What the exercise asks: Return all of the entries exactly as written.

** begin Provided information **

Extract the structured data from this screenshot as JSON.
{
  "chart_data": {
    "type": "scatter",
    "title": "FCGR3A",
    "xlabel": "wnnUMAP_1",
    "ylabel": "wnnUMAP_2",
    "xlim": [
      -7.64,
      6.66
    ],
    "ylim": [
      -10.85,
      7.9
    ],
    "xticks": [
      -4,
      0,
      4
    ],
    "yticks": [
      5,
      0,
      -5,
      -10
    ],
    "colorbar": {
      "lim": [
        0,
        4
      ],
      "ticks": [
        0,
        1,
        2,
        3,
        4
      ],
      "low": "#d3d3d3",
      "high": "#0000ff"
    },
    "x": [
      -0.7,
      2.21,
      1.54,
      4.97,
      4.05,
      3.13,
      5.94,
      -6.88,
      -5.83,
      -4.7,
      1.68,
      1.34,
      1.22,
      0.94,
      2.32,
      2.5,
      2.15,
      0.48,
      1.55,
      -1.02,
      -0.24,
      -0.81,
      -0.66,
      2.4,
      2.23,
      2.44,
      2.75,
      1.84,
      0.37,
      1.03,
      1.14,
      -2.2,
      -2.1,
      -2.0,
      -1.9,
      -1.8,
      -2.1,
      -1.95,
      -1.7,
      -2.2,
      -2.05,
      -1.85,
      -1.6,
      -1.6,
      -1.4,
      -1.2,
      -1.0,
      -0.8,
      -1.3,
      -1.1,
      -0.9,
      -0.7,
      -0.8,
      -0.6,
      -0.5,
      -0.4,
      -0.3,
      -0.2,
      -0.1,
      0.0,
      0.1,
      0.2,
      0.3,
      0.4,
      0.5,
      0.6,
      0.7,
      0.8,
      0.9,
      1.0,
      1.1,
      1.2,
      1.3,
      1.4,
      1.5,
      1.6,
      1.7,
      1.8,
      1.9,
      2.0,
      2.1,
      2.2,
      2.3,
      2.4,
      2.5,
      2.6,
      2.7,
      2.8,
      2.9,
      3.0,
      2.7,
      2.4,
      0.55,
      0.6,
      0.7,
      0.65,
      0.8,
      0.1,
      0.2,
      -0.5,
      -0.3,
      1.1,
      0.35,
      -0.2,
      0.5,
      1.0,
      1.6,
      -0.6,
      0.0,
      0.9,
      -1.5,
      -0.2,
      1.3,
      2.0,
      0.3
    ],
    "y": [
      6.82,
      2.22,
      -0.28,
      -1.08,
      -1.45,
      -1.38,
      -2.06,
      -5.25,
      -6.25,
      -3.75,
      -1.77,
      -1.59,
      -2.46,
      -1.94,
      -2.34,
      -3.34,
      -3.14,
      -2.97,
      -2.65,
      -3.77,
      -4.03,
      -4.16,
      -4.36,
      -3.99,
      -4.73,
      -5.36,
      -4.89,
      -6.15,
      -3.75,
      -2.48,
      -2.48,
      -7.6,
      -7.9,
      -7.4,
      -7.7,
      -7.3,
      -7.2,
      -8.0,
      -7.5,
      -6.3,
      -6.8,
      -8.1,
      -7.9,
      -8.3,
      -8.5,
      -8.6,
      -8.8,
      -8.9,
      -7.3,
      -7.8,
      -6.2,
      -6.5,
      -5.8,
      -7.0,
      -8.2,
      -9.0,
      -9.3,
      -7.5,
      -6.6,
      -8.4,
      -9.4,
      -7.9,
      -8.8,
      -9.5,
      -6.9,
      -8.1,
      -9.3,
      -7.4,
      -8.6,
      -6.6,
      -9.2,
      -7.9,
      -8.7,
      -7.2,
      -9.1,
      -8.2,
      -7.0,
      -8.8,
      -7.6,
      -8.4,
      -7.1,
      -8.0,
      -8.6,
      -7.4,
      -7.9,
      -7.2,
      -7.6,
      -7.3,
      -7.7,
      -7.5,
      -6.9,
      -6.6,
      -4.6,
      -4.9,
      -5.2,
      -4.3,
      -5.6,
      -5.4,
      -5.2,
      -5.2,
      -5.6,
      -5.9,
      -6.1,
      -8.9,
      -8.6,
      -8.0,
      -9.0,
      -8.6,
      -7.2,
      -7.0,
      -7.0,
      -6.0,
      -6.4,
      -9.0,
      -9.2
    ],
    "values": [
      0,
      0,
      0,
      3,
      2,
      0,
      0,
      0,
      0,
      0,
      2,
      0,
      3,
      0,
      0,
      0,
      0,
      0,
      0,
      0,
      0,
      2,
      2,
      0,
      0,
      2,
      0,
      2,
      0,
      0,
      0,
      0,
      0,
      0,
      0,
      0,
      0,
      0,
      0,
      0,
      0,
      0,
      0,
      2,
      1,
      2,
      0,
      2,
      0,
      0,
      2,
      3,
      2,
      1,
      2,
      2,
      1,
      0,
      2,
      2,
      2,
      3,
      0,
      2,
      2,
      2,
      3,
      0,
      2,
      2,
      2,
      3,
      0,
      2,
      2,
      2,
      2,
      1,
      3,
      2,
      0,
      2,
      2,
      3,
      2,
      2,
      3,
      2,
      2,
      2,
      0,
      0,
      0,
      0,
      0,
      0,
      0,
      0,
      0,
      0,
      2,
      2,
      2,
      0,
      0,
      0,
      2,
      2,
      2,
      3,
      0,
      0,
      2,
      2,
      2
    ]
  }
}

** end Provided information **

Reply:
Extract the structured data from this screenshot as JSON.
{
  "chart_data": {
    "type": "scatter",
    "title": "FCGR3A",
    "xlabel": "wnnUMAP_1",
    "ylabel": "wnnUMAP_2",
    "xlim": [
      -7.64,
      6.66
    ],
    "ylim": [
      -10.85,
      7.9
    ],
    "xticks": [
      -4,
      0,
      4
    ],
    "yticks": [
      5,
      0,
      -5,
      -10
    ],
    "colorbar": {
      "lim": [
        0,
        4
      ],
      "ticks": [
        0,
        1,
        2,
        3,
        4
      ],
      "low": "#d3d3d3",
      "high": "#0000ff"
    },
    "x": [
      -0.7,
      2.21,
      1.54,
      4.97,
      4.05,
      3.13,
      5.94,
      -6.88,
      -5.83,
      -4.7,
      1.68,
      1.34,
      1.22,
      0.94,
      2.32,
      2.5,
      2.15,
      0.48,
      1.55,
      -1.02,
      -0.24,
      -0.81,
      -0.66,
      2.4,
      2.23,
      2.44,
      2.75,
      1.84,
      0.37,
      1.03,
      1.14,
      -2.2,
      -2.1,
      -2.0,
      -1.9,
      -1.8,
      -2.1,
      -1.95,
      -1.7,
      -2.2,
      -2.05,
      -1.85,
      -1.6,
      -1.6,
      -1.4,
      -1.2,
      -1.0,
      -0.8,
      -1.3,
      -1.1,
      -0.9,
      -0.7,
      -0.8,
      -0.6,
      -0.5,
      -0.4,
      -0.3,
      -0.2,
      -0.1,
      0.0,
      0.1,
      0.2,
      0.3,
      0.4,
      0.5,
      0.6,
      0.7,
      0.8,
      0.9,
      1.0,
      1.1,
      1.2,
      1.3,
      1.4,
      1.5,
      1.6,
      1.7,
      1.8,
      1.9,
      2.0,
      2.1,
      2.2,
      2.3,
      2.4,
      2.5,
      2.6,
      2.7,
      2.8,
      2.9,
      3.0,
      2.7,
      2.4,
      0.55,
      0.6,
      0.7,
      0.65,
      0.8,
      0.1,
      0.2,
      -0.5,
      -0.3,
      1.1,
      0.35,
      -0.2,
      0.5,
      1.0,
      1.6,
      -0.6,
      0.0,
      0.9,
      -1.5,
      -0.2,
      1.3,
      2.0,
      0.3
    ],
    "y": [
      6.82,
      2.22,
      -0.28,
      -1.08,
      -1.45,
      -1.38,
      -2.06,
      -5.25,
      -6.25,
      -3.75,
      -1.77,
      -1.59,
      -2.46,
      -1.94,
      -2.34,
      -3.34,
      -3.14,
      -2.97,
      -2.65,
      -3.77,
      -4.03,
      -4.16,
      -4.36,
      -3.99,
      -4.73,
      -5.36,
      -4.89,
      -6.15,
      -3.75,
      -2.48,
      -2.48,
      -7.6,
      -7.9,
      -7.4,
      -7.7,
      -7.3,
      -7.2,
      -8.0,
      -7.5,
      -6.3,
      -6.8,
      -8.1,
      -7.9,
      -8.3,
      -8.5,
      -8.6,
      -8.8,
      -8.9,
      -7.3,
      -7.8,
      -6.2,
      -6.5,
      -5.8,
      -7.0,
      -8.2,
      -9.0,
      -9.3,
      -7.5,
      -6.6,
      -8.4,
      -9.4,
      -7.9,
      -8.8,
      -9.5,
      -6.9,
      -8.1,
      -9.3,
      -7.4,
      -8.6,
      -6.6,
      -9.2,
      -7.9,
      -8.7,
      -7.2,
      -9.1,
      -8.2,
      -7.0,
      -8.8,
      -7.6,
      -8.4,
      -7.1,
      -8.0,
      -8.6,
      -7.4,
      -7.9,
      -7.2,
      -7.6,
      -7.3,
      -7.7,
      -7.5,
      -6.9,
      -6.6,
      -4.6,
      -4.9,
      -5.2,
      -4.3,
      -5.6,
      -5.4,
      -5.2,
      -5.2,
      -5.6,
      -5.9,
      -6.1,
      -8.9,
      -8.6,
      -8.0,
      -9.0,
      -8.6,
      -7.2,
      -7.0,
      -7.0,
      -6.0,
      -6.4,
      -9.0,
      -9.2
    ],
    "values": [
      0,
      0,
      0,
      3,
      2,
      0,
      0,
      0,
      0,
      0,
      2,
      0,
      3,
      0,
      0,
      0,
      0,
      0,
      0,
      0,
      0,
      2,
      2,
      0,
      0,
      2,
      0,
      2,
      0,
      0,
      0,
      0,
      0,
      0,
      0,
      0,
      0,
      0,
      0,
      0,
      0,
      0,
      0,
      2,
      1,
      2,
      0,
      2,
      0,
      0,
      2,
      3,
      2,
      1,
      2,
      2,
      1,
      0,
      2,
      2,
      2,
      3,
      0,
      2,
      2,
      2,
      3,
      0,
      2,
      2,
      2,
      3,
      0,
      2,
      2,
      2,
      2,
      1,
      3,
      2,
      0,
      2,
      2,
      3,
      2,
      2,
      3,
      2,
      2,
      2,
      0,
      0,
      0,
      0,
      0,
      0,
      0,
      0,
      0,
      0,
      2,
      2,
      2,
      0,
      0,
      0,
      2,
      2,
      2,
      3,
      0,
      0,
      2,
      2,
      2
    ]
  }
}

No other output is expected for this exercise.